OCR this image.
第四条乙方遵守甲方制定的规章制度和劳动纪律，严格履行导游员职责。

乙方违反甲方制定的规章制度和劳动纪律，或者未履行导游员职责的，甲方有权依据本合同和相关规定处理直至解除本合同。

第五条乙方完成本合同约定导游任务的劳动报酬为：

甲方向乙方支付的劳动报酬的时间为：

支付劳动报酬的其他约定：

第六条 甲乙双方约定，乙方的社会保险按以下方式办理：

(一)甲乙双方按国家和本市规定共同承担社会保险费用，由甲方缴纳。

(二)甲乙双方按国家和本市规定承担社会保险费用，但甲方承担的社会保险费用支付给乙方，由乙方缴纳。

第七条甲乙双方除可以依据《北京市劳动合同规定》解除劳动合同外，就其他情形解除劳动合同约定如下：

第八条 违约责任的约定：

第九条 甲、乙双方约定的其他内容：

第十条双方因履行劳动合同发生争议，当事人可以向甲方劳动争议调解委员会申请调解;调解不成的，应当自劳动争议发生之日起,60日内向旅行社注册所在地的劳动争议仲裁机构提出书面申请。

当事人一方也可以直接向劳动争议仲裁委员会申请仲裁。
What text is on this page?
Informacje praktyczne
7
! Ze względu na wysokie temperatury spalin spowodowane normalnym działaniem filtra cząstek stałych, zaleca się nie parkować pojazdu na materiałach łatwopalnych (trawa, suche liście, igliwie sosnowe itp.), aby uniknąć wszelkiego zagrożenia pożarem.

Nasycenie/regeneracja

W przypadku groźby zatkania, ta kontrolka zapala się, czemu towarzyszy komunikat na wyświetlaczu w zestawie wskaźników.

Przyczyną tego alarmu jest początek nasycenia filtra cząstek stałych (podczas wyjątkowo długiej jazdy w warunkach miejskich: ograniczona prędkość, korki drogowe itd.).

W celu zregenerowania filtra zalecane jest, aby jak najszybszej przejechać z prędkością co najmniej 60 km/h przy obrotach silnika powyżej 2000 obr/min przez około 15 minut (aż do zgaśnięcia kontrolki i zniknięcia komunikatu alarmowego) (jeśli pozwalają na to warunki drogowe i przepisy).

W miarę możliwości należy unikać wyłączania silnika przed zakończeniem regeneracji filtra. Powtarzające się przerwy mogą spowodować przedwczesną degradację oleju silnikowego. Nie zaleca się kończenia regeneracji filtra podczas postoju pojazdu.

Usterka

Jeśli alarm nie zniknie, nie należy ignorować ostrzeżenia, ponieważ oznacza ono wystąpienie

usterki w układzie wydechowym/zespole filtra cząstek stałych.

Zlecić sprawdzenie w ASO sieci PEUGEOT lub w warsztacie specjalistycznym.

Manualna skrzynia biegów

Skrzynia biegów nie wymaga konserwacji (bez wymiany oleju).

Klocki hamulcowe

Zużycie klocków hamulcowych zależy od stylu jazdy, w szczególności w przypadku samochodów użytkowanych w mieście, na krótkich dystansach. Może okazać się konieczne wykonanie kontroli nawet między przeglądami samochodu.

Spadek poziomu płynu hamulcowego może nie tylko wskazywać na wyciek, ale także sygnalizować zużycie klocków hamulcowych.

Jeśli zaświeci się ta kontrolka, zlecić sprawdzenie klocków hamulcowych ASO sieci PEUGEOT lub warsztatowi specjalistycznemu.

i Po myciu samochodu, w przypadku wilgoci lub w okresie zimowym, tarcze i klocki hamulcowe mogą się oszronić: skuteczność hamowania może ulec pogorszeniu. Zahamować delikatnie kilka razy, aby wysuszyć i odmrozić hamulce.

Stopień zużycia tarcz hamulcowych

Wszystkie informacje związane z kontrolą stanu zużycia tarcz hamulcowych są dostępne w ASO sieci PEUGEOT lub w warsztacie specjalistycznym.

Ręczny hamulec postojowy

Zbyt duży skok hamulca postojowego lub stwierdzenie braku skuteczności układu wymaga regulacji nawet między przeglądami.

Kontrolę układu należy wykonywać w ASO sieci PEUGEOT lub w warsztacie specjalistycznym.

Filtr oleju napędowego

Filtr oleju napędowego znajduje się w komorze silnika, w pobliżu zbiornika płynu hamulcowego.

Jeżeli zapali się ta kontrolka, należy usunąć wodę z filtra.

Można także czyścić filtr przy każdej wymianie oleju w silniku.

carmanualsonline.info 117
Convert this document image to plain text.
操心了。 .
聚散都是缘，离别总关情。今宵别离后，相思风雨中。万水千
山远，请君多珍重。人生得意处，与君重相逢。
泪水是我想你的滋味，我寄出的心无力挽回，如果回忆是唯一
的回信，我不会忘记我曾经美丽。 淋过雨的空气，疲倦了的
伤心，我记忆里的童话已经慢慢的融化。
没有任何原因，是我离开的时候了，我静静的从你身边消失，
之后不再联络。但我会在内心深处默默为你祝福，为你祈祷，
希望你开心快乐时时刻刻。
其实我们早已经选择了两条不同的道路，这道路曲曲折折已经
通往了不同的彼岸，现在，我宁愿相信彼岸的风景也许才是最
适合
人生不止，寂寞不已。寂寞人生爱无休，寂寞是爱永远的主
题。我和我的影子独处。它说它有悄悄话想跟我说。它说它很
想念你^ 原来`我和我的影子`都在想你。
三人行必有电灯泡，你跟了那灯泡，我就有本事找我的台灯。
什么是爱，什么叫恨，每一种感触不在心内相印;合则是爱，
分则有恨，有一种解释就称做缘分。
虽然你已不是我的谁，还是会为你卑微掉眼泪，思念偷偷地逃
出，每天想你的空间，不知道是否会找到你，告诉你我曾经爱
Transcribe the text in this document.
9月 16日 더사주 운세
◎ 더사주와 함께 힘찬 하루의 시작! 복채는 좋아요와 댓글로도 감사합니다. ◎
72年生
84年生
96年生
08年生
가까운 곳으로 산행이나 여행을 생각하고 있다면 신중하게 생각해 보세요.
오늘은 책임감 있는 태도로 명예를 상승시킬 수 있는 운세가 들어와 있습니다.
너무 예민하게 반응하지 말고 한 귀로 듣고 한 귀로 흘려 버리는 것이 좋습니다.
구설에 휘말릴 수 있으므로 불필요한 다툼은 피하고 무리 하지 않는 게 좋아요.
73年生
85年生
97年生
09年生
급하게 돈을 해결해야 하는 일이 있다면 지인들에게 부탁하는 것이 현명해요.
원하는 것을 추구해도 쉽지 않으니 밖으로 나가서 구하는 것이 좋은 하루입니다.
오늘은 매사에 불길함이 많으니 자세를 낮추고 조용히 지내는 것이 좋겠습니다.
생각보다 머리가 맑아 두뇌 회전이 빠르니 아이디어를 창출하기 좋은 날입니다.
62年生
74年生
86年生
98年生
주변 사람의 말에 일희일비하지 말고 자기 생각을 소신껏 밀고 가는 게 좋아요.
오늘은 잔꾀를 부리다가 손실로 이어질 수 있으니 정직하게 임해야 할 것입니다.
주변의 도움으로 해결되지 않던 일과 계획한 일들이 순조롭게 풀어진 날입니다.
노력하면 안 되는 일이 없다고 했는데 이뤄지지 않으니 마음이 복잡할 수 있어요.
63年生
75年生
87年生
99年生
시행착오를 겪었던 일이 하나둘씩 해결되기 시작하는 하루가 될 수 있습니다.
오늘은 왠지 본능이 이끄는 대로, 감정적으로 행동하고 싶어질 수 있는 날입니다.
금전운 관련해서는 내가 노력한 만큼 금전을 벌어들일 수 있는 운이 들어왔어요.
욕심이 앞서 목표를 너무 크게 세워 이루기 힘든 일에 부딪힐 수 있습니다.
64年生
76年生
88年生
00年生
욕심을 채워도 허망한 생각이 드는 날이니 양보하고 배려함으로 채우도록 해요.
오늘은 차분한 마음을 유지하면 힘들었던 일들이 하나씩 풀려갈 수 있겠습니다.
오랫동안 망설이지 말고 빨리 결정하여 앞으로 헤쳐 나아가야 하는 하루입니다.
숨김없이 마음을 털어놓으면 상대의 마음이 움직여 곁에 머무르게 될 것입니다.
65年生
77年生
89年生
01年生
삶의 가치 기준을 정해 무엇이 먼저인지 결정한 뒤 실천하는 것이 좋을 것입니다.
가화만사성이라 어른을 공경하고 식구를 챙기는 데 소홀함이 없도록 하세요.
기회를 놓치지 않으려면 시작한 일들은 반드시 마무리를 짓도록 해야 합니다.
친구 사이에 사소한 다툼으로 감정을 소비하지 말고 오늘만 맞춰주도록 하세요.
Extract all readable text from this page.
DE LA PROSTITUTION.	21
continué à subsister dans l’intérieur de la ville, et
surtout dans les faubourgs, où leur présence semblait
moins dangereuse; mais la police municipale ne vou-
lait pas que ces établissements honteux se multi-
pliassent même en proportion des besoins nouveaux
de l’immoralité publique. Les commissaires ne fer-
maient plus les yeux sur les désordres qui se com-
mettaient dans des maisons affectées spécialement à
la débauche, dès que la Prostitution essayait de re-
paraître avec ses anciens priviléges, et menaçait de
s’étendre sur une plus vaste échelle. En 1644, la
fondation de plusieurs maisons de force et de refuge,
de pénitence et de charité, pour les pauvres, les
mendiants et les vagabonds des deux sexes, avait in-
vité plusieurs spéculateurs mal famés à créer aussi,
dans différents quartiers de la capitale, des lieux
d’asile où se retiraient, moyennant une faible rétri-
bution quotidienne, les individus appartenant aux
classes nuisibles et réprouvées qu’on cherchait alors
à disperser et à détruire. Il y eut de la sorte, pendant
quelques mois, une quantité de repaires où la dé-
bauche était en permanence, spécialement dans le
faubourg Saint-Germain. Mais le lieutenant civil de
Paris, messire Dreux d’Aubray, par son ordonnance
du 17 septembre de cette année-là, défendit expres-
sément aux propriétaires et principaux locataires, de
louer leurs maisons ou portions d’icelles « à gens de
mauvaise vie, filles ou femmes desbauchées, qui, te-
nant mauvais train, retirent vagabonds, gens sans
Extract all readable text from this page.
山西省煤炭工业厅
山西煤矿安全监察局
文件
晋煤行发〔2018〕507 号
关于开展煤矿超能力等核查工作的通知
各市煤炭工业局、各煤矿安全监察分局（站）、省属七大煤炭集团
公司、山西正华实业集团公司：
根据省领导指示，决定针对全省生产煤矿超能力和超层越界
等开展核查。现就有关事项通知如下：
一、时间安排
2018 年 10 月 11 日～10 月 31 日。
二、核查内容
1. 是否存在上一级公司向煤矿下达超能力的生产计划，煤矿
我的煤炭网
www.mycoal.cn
——————
## Written request
Gather each line that holds "układu".

## Expected answer
Zbyt duży skok hamulca postojowego lub stwierdzenie braku skuteczności układu wymaga regulacji nawet między przeglądami.
Kontrolę układu należy wykonywać w ASO sieci PEUGEOT lub w warsztacie specjalistycznym.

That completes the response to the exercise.